Copy each line in the data that includes the word "color".

Listing:
— START —

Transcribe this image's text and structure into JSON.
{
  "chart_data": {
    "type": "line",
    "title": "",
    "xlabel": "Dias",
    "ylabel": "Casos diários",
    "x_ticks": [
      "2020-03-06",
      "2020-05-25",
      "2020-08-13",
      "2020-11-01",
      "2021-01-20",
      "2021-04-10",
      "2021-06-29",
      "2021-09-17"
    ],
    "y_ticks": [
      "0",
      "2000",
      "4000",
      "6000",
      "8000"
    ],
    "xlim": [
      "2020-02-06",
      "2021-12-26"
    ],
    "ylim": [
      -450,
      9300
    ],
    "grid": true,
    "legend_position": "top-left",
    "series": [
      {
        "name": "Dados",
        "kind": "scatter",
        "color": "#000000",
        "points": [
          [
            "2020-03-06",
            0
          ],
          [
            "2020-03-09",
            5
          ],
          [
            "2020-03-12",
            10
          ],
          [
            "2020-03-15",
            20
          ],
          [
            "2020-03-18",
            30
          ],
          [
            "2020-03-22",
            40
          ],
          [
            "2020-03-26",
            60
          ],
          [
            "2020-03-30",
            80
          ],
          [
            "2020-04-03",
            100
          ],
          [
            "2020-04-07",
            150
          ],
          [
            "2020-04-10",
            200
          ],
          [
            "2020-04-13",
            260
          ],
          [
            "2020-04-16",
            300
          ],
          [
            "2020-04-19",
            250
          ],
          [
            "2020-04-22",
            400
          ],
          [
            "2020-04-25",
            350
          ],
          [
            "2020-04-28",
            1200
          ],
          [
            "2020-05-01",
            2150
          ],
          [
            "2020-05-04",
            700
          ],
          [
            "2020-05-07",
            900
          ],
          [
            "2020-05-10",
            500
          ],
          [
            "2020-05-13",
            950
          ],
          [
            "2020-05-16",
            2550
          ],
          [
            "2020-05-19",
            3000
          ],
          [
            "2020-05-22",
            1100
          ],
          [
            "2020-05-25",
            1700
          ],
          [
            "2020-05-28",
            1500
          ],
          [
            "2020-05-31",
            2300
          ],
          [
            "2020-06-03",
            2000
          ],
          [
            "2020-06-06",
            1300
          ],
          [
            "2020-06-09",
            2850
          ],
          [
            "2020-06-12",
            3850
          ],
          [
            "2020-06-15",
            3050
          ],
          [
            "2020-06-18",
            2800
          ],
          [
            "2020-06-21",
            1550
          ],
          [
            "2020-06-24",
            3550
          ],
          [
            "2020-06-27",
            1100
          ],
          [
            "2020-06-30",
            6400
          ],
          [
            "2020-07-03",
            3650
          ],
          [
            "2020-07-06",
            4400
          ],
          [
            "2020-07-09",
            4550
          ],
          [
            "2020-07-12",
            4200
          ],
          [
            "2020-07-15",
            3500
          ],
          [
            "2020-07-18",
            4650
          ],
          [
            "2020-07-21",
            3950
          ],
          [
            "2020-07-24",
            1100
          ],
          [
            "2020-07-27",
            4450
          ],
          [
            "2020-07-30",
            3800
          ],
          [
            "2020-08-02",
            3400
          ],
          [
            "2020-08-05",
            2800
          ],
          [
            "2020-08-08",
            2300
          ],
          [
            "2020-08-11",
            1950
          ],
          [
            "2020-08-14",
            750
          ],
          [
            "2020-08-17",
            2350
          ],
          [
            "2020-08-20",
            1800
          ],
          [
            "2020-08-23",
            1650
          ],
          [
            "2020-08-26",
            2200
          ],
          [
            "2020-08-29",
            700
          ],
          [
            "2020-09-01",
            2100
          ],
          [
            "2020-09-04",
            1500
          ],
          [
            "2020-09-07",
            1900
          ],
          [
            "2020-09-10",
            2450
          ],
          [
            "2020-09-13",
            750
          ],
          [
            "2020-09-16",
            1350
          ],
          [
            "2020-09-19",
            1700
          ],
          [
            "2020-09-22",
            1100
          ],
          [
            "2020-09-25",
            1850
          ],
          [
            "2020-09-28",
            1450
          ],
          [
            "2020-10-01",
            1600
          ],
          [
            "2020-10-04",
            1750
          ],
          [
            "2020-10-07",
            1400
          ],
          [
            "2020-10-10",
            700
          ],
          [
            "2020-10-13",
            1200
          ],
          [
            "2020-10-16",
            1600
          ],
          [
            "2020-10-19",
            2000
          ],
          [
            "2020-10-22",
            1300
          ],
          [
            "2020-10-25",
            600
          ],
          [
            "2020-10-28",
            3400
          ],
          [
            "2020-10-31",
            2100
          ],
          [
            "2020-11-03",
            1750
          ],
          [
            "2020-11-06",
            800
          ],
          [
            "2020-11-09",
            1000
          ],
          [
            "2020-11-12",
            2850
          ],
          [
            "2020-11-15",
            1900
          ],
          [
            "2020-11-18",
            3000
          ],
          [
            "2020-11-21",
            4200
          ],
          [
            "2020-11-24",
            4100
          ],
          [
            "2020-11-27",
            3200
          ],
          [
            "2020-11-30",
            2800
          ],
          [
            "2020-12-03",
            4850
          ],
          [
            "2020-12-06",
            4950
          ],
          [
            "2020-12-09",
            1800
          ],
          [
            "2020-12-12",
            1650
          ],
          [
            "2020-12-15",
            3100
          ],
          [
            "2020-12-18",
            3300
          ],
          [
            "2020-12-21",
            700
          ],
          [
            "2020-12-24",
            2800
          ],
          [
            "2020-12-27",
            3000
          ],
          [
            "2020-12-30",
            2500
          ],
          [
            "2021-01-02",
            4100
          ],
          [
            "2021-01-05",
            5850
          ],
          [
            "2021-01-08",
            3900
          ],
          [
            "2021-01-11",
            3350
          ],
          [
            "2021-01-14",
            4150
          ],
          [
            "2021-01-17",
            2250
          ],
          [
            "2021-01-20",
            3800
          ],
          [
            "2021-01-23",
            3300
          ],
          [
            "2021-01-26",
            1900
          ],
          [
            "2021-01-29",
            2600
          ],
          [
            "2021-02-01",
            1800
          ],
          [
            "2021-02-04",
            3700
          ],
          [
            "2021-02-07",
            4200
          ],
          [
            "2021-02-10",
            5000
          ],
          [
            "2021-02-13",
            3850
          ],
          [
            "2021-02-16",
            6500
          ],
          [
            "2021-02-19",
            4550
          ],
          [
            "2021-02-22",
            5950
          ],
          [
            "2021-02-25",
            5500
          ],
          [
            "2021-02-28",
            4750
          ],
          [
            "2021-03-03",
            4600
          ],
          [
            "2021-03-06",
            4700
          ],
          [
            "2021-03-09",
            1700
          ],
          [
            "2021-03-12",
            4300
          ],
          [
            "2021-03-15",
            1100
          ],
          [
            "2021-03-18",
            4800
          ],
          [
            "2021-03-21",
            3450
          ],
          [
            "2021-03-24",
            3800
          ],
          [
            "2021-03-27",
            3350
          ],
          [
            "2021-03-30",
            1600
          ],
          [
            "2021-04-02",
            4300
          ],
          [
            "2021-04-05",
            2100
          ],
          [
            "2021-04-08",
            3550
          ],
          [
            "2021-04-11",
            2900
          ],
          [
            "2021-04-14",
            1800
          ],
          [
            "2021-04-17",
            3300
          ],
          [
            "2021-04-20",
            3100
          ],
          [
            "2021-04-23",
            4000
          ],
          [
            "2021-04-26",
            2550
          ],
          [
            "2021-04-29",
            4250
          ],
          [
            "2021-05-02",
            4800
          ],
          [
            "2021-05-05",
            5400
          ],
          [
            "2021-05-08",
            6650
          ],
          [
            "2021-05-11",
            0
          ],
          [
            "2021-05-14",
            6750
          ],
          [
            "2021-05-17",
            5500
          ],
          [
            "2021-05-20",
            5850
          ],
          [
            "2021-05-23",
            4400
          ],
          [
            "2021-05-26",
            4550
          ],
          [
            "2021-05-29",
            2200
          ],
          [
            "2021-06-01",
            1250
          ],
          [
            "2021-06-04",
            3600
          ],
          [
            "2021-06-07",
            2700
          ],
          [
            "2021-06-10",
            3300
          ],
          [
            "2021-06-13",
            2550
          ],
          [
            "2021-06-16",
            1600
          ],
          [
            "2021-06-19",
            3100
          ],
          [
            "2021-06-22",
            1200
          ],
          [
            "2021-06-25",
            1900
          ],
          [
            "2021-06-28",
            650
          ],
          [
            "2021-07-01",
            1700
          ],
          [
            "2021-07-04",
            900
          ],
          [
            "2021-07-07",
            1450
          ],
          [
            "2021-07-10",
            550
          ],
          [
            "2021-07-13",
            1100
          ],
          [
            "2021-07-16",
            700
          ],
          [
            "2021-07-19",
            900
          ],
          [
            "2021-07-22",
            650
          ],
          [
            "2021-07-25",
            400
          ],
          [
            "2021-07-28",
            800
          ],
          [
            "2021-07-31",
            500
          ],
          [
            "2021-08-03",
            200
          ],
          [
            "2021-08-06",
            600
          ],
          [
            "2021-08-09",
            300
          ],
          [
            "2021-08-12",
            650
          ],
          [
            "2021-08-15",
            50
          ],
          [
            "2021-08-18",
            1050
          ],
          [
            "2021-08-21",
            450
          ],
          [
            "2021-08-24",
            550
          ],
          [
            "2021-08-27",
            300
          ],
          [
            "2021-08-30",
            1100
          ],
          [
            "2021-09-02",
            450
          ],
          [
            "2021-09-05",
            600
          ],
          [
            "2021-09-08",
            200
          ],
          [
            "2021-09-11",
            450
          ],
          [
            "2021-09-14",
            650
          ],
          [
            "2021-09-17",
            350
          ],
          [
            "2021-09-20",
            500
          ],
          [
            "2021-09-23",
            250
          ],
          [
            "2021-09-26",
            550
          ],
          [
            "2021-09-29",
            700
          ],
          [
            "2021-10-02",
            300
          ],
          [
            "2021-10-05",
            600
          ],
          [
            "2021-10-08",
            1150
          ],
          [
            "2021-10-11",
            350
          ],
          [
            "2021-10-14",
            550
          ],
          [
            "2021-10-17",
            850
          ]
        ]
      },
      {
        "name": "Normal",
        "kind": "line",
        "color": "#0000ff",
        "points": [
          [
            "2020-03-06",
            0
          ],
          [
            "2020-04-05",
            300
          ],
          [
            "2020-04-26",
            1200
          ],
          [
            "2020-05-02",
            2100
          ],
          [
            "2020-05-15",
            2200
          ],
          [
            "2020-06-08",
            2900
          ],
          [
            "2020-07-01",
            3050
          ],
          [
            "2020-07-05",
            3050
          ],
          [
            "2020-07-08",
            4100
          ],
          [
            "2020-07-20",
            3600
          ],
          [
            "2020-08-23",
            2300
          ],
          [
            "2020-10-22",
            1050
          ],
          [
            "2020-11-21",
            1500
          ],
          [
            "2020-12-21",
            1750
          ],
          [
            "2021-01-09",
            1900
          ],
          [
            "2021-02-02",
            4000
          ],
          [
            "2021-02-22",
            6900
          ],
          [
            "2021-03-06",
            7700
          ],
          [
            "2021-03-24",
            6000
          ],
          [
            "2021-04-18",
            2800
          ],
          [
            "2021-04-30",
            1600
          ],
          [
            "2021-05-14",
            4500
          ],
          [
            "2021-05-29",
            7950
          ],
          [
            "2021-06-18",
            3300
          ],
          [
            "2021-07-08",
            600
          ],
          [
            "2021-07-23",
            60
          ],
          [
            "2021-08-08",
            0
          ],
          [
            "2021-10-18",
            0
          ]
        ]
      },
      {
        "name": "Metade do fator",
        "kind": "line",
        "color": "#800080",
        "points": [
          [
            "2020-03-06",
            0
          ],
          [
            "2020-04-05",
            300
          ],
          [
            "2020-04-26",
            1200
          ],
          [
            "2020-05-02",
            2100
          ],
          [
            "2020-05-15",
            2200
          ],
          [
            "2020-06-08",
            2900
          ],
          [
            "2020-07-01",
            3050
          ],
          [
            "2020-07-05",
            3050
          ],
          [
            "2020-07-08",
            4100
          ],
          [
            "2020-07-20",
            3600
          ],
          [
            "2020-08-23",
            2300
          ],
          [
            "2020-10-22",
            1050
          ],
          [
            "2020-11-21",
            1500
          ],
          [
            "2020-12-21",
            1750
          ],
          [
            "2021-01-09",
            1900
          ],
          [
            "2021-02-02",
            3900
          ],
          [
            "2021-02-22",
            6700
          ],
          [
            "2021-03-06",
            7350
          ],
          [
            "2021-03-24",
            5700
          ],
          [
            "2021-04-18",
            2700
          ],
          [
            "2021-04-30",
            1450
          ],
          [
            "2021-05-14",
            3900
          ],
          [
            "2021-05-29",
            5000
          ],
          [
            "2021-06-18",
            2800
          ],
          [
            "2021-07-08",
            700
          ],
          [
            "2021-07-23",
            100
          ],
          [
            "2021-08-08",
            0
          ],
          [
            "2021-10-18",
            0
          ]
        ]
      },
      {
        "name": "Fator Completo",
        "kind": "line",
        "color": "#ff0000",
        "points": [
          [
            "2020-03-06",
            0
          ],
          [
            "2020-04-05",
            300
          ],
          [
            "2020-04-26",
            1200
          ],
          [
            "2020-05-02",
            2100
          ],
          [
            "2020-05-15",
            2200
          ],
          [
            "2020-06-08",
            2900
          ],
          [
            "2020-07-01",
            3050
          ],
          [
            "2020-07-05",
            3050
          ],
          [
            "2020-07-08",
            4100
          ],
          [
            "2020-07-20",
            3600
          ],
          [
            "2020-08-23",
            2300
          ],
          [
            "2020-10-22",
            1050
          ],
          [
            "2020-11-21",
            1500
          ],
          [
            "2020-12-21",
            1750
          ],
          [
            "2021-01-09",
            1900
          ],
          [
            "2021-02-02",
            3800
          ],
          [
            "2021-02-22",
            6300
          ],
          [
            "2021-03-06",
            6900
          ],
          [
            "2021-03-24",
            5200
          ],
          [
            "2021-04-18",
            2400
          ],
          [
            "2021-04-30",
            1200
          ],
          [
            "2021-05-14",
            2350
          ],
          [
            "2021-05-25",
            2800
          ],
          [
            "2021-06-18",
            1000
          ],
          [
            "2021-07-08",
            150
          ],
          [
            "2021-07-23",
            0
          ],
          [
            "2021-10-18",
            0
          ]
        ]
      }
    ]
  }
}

— END —

Expected answer:
        "color": "#000000",
        "color": "#0000ff",
        "color": "#800080",
        "color": "#ff0000",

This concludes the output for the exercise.